- _What to do_
Identify the lines bearing the string "Contains" and gather them.

----

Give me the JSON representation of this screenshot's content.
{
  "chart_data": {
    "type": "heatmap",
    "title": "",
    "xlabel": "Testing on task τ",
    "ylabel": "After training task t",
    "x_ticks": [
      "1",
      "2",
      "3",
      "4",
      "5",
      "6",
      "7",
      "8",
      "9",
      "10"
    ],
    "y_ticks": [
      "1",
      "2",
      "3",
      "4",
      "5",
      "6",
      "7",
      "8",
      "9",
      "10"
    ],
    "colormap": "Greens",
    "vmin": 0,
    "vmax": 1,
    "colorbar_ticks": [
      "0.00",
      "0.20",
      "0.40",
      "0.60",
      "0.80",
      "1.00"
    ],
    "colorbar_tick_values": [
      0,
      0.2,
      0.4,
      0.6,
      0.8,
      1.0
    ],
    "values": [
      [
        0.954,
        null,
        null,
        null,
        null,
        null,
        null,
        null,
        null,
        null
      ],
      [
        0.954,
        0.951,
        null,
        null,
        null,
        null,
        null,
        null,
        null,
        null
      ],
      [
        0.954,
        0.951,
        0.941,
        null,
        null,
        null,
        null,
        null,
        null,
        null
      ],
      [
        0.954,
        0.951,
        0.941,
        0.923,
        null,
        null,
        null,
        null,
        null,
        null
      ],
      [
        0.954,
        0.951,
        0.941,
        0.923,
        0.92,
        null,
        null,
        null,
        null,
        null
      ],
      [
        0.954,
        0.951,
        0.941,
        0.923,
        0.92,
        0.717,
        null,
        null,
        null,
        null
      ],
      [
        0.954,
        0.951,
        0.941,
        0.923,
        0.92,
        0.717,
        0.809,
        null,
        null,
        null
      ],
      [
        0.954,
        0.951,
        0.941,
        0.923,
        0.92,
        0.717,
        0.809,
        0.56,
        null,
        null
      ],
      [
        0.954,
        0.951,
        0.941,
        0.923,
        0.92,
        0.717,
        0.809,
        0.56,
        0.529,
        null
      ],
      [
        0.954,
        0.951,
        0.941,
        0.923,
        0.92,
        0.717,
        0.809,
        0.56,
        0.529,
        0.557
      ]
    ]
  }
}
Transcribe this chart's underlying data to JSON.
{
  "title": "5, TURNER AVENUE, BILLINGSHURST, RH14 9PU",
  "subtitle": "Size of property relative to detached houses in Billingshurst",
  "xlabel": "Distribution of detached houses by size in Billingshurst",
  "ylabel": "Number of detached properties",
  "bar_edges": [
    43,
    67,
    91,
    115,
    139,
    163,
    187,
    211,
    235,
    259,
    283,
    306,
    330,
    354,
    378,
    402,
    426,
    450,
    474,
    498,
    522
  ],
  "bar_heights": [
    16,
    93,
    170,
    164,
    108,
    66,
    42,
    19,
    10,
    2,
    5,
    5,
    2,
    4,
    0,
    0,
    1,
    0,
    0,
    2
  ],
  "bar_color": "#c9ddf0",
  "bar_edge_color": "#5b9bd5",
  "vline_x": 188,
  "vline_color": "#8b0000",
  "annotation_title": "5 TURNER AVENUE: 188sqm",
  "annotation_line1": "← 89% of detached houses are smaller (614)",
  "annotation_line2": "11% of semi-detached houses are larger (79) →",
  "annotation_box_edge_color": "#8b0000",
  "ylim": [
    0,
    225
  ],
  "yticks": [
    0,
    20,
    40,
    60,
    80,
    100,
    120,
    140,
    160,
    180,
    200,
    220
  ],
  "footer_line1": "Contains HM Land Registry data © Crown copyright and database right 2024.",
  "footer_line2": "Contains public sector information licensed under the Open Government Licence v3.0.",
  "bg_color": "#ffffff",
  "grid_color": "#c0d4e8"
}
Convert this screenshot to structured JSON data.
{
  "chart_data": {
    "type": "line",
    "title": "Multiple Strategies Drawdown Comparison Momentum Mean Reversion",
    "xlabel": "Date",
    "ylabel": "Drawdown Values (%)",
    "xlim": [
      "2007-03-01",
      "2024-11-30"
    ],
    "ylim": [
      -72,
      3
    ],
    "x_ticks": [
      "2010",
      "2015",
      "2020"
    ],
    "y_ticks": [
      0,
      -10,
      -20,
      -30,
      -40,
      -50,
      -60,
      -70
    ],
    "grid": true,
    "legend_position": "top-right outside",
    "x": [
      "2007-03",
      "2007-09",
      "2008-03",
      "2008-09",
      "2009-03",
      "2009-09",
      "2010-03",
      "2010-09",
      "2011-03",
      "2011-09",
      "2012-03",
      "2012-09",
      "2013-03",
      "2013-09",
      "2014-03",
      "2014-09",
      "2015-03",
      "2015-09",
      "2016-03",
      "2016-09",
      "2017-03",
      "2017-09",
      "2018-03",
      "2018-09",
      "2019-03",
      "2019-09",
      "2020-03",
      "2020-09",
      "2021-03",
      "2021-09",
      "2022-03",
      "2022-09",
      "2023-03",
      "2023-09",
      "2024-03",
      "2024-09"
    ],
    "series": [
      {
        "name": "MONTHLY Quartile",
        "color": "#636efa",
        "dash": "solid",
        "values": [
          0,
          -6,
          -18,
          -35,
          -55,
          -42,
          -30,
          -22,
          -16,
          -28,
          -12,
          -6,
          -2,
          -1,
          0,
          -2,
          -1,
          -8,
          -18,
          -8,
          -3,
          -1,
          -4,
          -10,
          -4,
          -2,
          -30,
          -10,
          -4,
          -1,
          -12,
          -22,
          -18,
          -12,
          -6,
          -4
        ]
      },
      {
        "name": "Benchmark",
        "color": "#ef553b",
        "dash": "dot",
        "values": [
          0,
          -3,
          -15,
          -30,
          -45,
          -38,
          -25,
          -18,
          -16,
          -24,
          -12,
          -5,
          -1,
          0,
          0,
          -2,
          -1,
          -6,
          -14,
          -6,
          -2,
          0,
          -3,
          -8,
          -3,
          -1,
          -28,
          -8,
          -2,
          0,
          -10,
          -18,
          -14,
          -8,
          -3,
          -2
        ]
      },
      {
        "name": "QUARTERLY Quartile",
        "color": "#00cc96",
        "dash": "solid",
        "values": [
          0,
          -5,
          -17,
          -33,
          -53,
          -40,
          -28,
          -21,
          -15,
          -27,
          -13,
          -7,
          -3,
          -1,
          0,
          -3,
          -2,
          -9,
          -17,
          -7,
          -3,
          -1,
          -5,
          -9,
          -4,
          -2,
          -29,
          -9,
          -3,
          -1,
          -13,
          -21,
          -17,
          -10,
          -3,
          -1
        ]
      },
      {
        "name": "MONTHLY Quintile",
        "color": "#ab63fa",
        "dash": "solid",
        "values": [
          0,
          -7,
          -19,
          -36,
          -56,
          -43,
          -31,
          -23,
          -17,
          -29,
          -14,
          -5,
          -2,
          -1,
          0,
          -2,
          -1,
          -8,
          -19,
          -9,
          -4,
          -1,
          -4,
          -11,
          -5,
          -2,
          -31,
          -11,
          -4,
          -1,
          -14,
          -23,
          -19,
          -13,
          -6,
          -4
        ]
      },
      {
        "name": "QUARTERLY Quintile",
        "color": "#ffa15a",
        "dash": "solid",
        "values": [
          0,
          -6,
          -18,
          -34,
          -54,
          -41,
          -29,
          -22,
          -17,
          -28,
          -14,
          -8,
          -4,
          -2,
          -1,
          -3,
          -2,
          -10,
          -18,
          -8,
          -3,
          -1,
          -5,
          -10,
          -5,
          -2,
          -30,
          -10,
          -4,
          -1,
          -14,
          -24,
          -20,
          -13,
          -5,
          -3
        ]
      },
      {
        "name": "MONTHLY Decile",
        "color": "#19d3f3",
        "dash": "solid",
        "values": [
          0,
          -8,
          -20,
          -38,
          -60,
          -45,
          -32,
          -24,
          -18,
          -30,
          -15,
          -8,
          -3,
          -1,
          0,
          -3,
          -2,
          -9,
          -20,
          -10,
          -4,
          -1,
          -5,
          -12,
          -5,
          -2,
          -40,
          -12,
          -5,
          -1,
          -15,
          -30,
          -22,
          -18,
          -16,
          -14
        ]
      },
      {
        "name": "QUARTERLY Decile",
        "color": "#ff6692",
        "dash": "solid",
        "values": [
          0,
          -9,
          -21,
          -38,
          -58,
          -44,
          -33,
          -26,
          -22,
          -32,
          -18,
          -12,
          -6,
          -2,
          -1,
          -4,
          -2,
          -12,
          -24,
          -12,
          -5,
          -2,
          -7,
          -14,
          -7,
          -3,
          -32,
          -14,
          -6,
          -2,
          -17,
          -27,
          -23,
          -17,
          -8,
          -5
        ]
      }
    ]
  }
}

----

- _Answer to this problem_
  "footer_line1": "Contains HM Land Registry data © Crown copyright and database right 2024.",
  "footer_line2": "Contains public sector information licensed under the Open Government Licence v3.0.",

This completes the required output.